▶ **Provided records**
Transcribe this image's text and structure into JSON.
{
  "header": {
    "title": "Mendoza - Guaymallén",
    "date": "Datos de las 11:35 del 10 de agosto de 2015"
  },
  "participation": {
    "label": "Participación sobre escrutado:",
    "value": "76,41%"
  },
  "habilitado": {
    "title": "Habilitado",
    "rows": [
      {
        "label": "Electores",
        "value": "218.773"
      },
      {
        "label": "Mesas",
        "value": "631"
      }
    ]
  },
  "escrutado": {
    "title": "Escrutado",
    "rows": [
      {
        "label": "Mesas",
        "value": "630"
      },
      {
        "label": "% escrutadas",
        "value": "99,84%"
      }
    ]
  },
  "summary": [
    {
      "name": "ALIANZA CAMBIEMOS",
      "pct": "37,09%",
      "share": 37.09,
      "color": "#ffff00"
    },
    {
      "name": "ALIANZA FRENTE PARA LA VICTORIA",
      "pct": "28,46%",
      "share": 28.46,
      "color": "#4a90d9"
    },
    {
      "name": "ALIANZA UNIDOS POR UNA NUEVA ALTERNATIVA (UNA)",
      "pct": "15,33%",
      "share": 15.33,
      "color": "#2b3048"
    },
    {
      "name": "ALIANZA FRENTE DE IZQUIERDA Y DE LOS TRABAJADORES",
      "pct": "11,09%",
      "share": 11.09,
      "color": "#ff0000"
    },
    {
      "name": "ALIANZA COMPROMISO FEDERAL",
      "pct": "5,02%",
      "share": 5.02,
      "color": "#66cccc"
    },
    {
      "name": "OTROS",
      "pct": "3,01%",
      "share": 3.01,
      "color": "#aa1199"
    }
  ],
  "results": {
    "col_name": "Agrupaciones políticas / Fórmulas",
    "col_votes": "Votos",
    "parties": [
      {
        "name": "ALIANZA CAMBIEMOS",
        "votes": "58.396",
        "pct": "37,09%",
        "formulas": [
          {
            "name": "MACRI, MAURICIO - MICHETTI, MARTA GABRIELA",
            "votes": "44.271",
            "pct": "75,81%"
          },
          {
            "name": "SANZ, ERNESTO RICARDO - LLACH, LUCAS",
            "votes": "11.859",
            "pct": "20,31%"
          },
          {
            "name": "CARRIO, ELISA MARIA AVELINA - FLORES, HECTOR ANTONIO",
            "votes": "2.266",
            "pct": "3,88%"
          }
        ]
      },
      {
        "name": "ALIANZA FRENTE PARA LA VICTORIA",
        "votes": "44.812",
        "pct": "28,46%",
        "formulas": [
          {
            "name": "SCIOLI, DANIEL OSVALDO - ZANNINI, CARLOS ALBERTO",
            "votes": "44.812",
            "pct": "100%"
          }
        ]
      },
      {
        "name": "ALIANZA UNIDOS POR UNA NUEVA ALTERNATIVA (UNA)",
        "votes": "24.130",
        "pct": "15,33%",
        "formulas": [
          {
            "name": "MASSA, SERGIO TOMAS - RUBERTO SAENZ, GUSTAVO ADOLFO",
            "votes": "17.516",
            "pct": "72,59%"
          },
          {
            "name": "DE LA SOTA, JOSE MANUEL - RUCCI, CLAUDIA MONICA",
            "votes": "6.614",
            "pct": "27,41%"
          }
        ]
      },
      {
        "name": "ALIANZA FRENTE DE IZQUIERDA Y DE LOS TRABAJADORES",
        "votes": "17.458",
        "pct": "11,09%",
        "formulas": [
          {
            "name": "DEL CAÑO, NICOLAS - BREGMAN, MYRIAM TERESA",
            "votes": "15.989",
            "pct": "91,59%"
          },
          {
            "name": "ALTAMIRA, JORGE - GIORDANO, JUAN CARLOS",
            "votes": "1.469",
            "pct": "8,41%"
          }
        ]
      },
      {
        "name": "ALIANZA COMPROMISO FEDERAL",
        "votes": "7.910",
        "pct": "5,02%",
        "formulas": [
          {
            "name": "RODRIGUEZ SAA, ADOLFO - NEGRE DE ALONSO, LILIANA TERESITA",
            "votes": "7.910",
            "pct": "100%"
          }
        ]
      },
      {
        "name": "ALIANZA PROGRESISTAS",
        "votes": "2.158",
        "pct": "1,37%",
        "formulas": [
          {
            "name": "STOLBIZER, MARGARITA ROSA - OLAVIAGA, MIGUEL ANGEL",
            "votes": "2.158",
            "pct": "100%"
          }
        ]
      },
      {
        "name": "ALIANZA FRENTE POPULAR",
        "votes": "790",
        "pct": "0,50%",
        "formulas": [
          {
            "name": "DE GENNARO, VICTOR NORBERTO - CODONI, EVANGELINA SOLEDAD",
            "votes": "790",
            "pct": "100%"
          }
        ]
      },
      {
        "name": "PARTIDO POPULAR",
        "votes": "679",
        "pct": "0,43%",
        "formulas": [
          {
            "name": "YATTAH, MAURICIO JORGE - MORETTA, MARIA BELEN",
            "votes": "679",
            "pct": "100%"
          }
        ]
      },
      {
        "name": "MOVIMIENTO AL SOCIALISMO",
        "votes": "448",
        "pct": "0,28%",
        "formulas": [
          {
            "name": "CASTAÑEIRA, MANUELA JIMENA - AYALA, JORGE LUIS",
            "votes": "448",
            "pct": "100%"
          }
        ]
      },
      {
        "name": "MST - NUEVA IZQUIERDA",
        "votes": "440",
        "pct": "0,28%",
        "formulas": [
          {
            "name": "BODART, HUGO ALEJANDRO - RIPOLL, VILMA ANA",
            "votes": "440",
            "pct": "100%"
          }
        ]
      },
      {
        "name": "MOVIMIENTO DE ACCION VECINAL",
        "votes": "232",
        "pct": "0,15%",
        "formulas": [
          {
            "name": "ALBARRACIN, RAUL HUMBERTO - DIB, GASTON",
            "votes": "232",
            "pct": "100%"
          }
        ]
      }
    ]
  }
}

▶ **Request**
Locate each line containing the string "JORGE" and show it.

▶ **Full solution**
            "name": "ALTAMIRA, JORGE - GIORDANO, JUAN CARLOS",
            "name": "YATTAH, MAURICIO JORGE - MORETTA, MARIA BELEN",
            "name": "CASTAÑEIRA, MANUELA JIMENA - AYALA, JORGE LUIS",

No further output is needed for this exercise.